Give back the full material, exactly as it reads.
------ SOURCE DATA
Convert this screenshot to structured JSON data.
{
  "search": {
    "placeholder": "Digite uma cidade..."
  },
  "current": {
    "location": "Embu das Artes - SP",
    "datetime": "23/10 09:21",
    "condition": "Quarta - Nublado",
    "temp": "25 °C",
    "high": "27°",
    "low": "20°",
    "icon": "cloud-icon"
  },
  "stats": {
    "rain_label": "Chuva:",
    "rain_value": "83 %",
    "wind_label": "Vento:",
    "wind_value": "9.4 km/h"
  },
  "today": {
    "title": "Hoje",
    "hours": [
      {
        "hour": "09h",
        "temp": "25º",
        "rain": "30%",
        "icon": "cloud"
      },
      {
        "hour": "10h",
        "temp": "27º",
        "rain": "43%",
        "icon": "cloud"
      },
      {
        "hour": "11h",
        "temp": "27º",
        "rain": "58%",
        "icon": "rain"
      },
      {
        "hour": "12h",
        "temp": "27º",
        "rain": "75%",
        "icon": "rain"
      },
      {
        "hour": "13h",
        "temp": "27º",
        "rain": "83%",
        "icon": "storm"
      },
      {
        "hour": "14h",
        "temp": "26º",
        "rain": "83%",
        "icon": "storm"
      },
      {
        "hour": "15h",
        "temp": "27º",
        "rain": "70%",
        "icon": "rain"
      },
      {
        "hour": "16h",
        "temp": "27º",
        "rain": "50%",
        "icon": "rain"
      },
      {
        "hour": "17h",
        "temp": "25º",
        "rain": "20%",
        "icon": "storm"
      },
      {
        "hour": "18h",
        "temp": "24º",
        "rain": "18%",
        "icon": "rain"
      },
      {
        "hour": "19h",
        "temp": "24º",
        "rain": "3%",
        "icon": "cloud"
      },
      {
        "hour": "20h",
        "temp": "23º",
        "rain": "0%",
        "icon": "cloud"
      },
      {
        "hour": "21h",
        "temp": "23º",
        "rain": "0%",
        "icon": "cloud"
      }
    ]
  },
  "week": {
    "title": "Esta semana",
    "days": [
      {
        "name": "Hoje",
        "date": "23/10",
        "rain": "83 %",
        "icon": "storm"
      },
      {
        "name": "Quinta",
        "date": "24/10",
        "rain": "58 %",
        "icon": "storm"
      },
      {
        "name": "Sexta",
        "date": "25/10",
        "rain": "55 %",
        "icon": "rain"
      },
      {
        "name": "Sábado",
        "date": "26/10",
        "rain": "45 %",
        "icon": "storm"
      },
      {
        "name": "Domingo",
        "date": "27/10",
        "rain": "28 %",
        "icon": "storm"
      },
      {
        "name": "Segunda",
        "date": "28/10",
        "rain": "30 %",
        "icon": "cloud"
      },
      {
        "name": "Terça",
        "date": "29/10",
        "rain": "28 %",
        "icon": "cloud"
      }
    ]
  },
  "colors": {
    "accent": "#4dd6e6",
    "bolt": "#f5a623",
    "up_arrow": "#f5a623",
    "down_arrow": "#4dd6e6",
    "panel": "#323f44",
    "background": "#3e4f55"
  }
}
------------
## ANSWER TO THIS TASK
Convert this screenshot to structured JSON data.
{
  "search": {
    "placeholder": "Digite uma cidade..."
  },
  "current": {
    "location": "Embu das Artes - SP",
    "datetime": "23/10 09:21",
    "condition": "Quarta - Nublado",
    "temp": "25 °C",
    "high": "27°",
    "low": "20°",
    "icon": "cloud-icon"
  },
  "stats": {
    "rain_label": "Chuva:",
    "rain_value": "83 %",
    "wind_label": "Vento:",
    "wind_value": "9.4 km/h"
  },
  "today": {
    "title": "Hoje",
    "hours": [
      {
        "hour": "09h",
        "temp": "25º",
        "rain": "30%",
        "icon": "cloud"
      },
      {
        "hour": "10h",
        "temp": "27º",
        "rain": "43%",
        "icon": "cloud"
      },
      {
        "hour": "11h",
        "temp": "27º",
        "rain": "58%",
        "icon": "rain"
      },
      {
        "hour": "12h",
        "temp": "27º",
        "rain": "75%",
        "icon": "rain"
      },
      {
        "hour": "13h",
        "temp": "27º",
        "rain": "83%",
        "icon": "storm"
      },
      {
        "hour": "14h",
        "temp": "26º",
        "rain": "83%",
        "icon": "storm"
      },
      {
        "hour": "15h",
        "temp": "27º",
        "rain": "70%",
        "icon": "rain"
      },
      {
        "hour": "16h",
        "temp": "27º",
        "rain": "50%",
        "icon": "rain"
      },
      {
        "hour": "17h",
        "temp": "25º",
        "rain": "20%",
        "icon": "storm"
      },
      {
        "hour": "18h",
        "temp": "24º",
        "rain": "18%",
        "icon": "rain"
      },
      {
        "hour": "19h",
        "temp": "24º",
        "rain": "3%",
        "icon": "cloud"
      },
      {
        "hour": "20h",
        "temp": "23º",
        "rain": "0%",
        "icon": "cloud"
      },
      {
        "hour": "21h",
        "temp": "23º",
        "rain": "0%",
        "icon": "cloud"
      }
    ]
  },
  "week": {
    "title": "Esta semana",
    "days": [
      {
        "name": "Hoje",
        "date": "23/10",
        "rain": "83 %",
        "icon": "storm"
      },
      {
        "name": "Quinta",
        "date": "24/10",
        "rain": "58 %",
        "icon": "storm"
      },
      {
        "name": "Sexta",
        "date": "25/10",
        "rain": "55 %",
        "icon": "rain"
      },
      {
        "name": "Sábado",
        "date": "26/10",
        "rain": "45 %",
        "icon": "storm"
      },
      {
        "name": "Domingo",
        "date": "27/10",
        "rain": "28 %",
        "icon": "storm"
      },
      {
        "name": "Segunda",
        "date": "28/10",
        "rain": "30 %",
        "icon": "cloud"
      },
      {
        "name": "Terça",
        "date": "29/10",
        "rain": "28 %",
        "icon": "cloud"
      }
    ]
  },
  "colors": {
    "accent": "#4dd6e6",
    "bolt": "#f5a623",
    "up_arrow": "#f5a623",
    "down_arrow": "#4dd6e6",
    "panel": "#323f44",
    "background": "#3e4f55"
  }
}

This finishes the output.